◆ YOUR TASK: Quote, word for word, only the lines running from the line with "Give me a plain-text" through the end of the listing. Leave out the pictures.
******
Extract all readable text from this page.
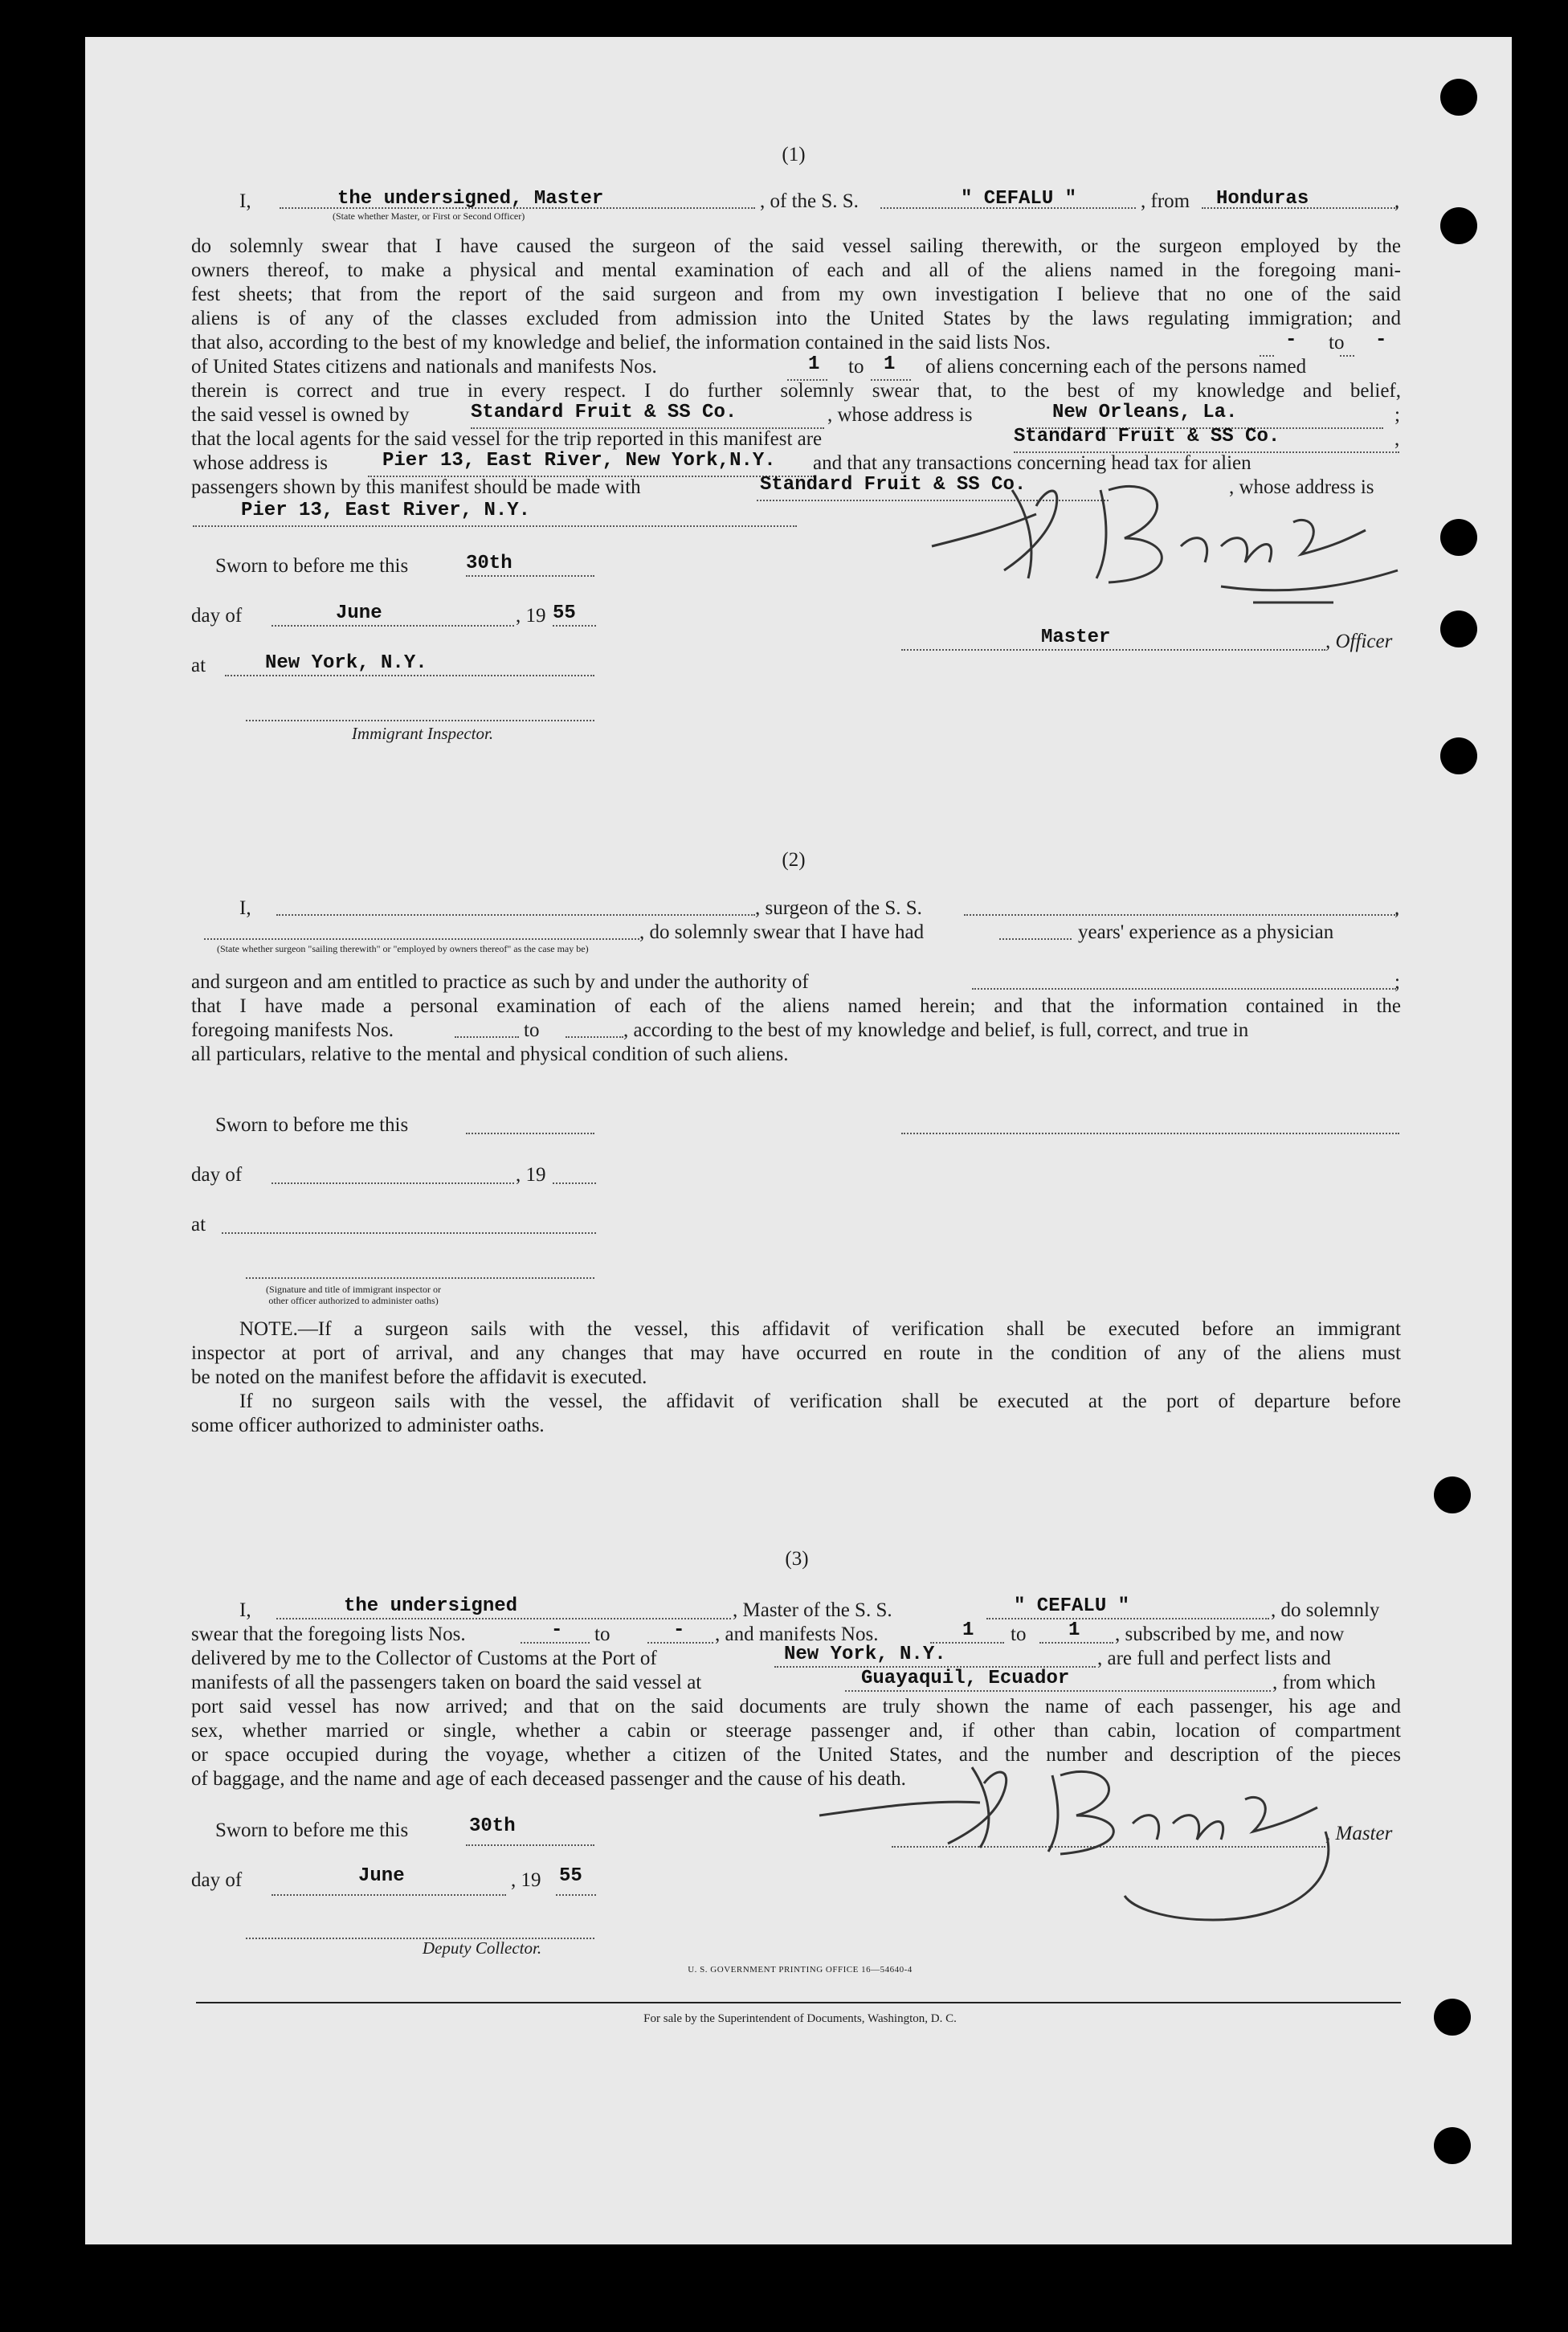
(1)
I,	the undersigned, Master	, of the S. S.	" CEFALU "	, from Honduras	,
(State whether Master, or First or Second Officer)
do solemnly swear that I have caused the surgeon of the said vessel sailing therewith, or the surgeon employed by the
owners thereof, to make a physical and mental examination of each and all of the aliens named in the foregoing mani-
fest sheets; that from the report of the said surgeon and from my own investigation I believe that no one of the said
aliens is of any of the classes excluded from admission into the United States by the laws regulating immigration; and
that also, according to the best of my knowledge and belief, the information contained in the said lists Nos.	- to -
of United States citizens and nationals and manifests Nos.	1 to 1 of aliens concerning each of the persons named
therein is correct and true in every respect. I do further solemnly swear that, to the best of my knowledge and belief,
the said vessel is owned by	Standard Fruit & SS Co.	, whose address is	New Orleans, La.	;
that the local agents for the said vessel for the trip reported in this manifest are	Standard Fruit & SS Co.	,
whose address is	Pier 13, East River, New York,N.Y. and that any transactions concerning head tax for alien
passengers shown by this manifest should be made with	Standard Fruit & SS Co.	, whose address is
Pier 13, East River, N.Y.
Sworn to before me this	30th
day of	June	, 19 55
at	New York, N.Y.
Immigrant Inspector.
Master	, Officer
(2)
I,	, surgeon of the S. S.	,
, do solemnly swear that I have had	years' experience as a physician
(State whether surgeon "sailing therewith" or "employed by owners thereof" as the case may be)
and surgeon and am entitled to practice as such by and under the authority of	;
that I have made a personal examination of each of the aliens named herein; and that the information contained in the
foregoing manifests Nos.	to	, according to the best of my knowledge and belief, is full, correct, and true in
all particulars, relative to the mental and physical condition of such aliens.
Sworn to before me this
day of	, 19
at
(Signature and title of immigrant inspector or
other officer authorized to administer oaths)
NOTE.—If a surgeon sails with the vessel, this affidavit of verification shall be executed before an immigrant
inspector at port of arrival, and any changes that may have occurred en route in the condition of any of the aliens must
be noted on the manifest before the affidavit is executed.
If no surgeon sails with the vessel, the affidavit of verification shall be executed at the port of departure before
some officer authorized to administer oaths.
(3)
I,	the undersigned	, Master of the S. S.	" CEFALU "	, do solemnly
swear that the foregoing lists Nos.	- to	- , and manifests Nos.	1 to 1 , subscribed by me, and now
delivered by me to the Collector of Customs at the Port of	New York, N.Y.	, are full and perfect lists and
manifests of all the passengers taken on board the said vessel at	Guayaquil, Ecuador	, from which
port said vessel has now arrived; and that on the said documents are truly shown the name of each passenger, his age and
sex, whether married or single, whether a cabin or steerage passenger and, if other than cabin, location of compartment
or space occupied during the voyage, whether a citizen of the United States, and the number and description of the pieces
of baggage, and the name and age of each deceased passenger and the cause of his death.
Sworn to before me this	30th	, Master
day of	June	, 19 55
Deputy Collector.
U. S. GOVERNMENT PRINTING OFFICE 16—54640-4
For sale by the Superintendent of Documents, Washington, D. C.
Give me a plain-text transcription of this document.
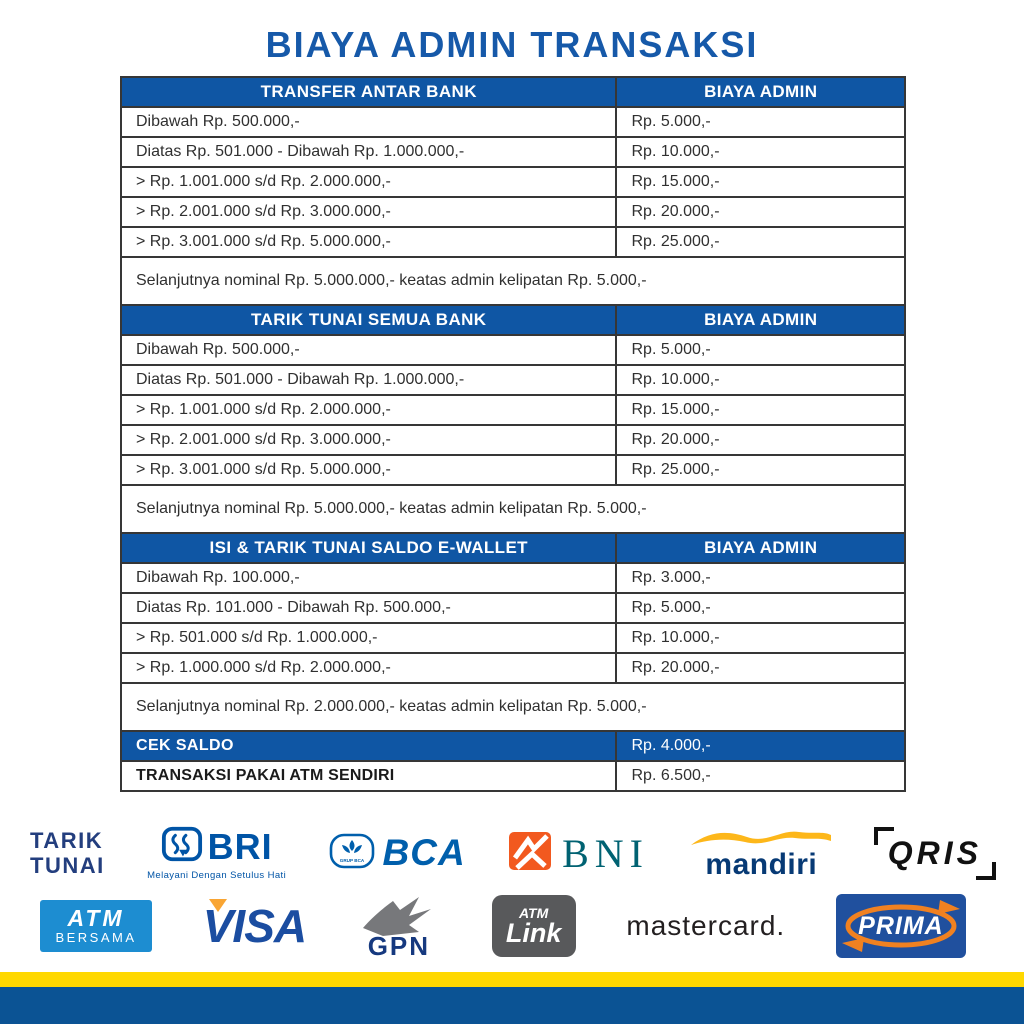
BIAYA ADMIN TRANSAKSI
TRANSFER ANTAR BANK	BIAYA ADMIN
Dibawah Rp. 500.000,-	Rp. 5.000,-
Diatas Rp. 501.000 - Dibawah Rp. 1.000.000,-	Rp. 10.000,-
> Rp. 1.001.000 s/d Rp. 2.000.000,-	Rp. 15.000,-
> Rp. 2.001.000 s/d Rp. 3.000.000,-	Rp. 20.000,-
> Rp. 3.001.000 s/d Rp. 5.000.000,-	Rp. 25.000,-
Selanjutnya nominal Rp. 5.000.000,- keatas admin kelipatan Rp. 5.000,-	
TARIK TUNAI SEMUA BANK	BIAYA ADMIN
Dibawah Rp. 500.000,-	Rp. 5.000,-
Diatas Rp. 501.000 - Dibawah Rp. 1.000.000,-	Rp. 10.000,-
> Rp. 1.001.000 s/d Rp. 2.000.000,-	Rp. 15.000,-
> Rp. 2.001.000 s/d Rp. 3.000.000,-	Rp. 20.000,-
> Rp. 3.001.000 s/d Rp. 5.000.000,-	Rp. 25.000,-
Selanjutnya nominal Rp. 5.000.000,- keatas admin kelipatan Rp. 5.000,-	
ISI & TARIK TUNAI SALDO E-WALLET	BIAYA ADMIN
Dibawah Rp. 100.000,-	Rp. 3.000,-
Diatas Rp. 101.000 - Dibawah Rp. 500.000,-	Rp. 5.000,-
> Rp. 501.000 s/d Rp. 1.000.000,-	Rp. 10.000,-
> Rp. 1.000.000 s/d Rp. 2.000.000,-	Rp. 20.000,-
Selanjutnya nominal Rp. 2.000.000,- keatas admin kelipatan Rp. 5.000,-	
CEK SALDO	Rp. 4.000,-
TRANSAKSI PAKAI ATM SENDIRI	Rp. 6.500,-
TARIK
TUNAI	BRI
Melayani Dengan Setulus Hati
GRUP BCA BCA BNI mandiri	QRIS
ATM
BERSAMA VISA GPN
ATM
Link mastercard.	PRIMA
******
◆ REPLY TO THE TASK:
Give me a plain-text transcription of this document.
BIAYA ADMIN TRANSAKSI
TRANSFER ANTAR BANK	BIAYA ADMIN
Dibawah Rp. 500.000,-	Rp. 5.000,-
Diatas Rp. 501.000 - Dibawah Rp. 1.000.000,-	Rp. 10.000,-
> Rp. 1.001.000 s/d Rp. 2.000.000,-	Rp. 15.000,-
> Rp. 2.001.000 s/d Rp. 3.000.000,-	Rp. 20.000,-
> Rp. 3.001.000 s/d Rp. 5.000.000,-	Rp. 25.000,-
Selanjutnya nominal Rp. 5.000.000,- keatas admin kelipatan Rp. 5.000,-	
TARIK TUNAI SEMUA BANK	BIAYA ADMIN
Dibawah Rp. 500.000,-	Rp. 5.000,-
Diatas Rp. 501.000 - Dibawah Rp. 1.000.000,-	Rp. 10.000,-
> Rp. 1.001.000 s/d Rp. 2.000.000,-	Rp. 15.000,-
> Rp. 2.001.000 s/d Rp. 3.000.000,-	Rp. 20.000,-
> Rp. 3.001.000 s/d Rp. 5.000.000,-	Rp. 25.000,-
Selanjutnya nominal Rp. 5.000.000,- keatas admin kelipatan Rp. 5.000,-	
ISI & TARIK TUNAI SALDO E-WALLET	BIAYA ADMIN
Dibawah Rp. 100.000,-	Rp. 3.000,-
Diatas Rp. 101.000 - Dibawah Rp. 500.000,-	Rp. 5.000,-
> Rp. 501.000 s/d Rp. 1.000.000,-	Rp. 10.000,-
> Rp. 1.000.000 s/d Rp. 2.000.000,-	Rp. 20.000,-
Selanjutnya nominal Rp. 2.000.000,- keatas admin kelipatan Rp. 5.000,-	
CEK SALDO	Rp. 4.000,-
TRANSAKSI PAKAI ATM SENDIRI	Rp. 6.500,-
TARIK
TUNAI	BRI
Melayani Dengan Setulus Hati
GRUP BCA BCA BNI mandiri	QRIS
ATM
BERSAMA VISA GPN
ATM
Link mastercard.	PRIMA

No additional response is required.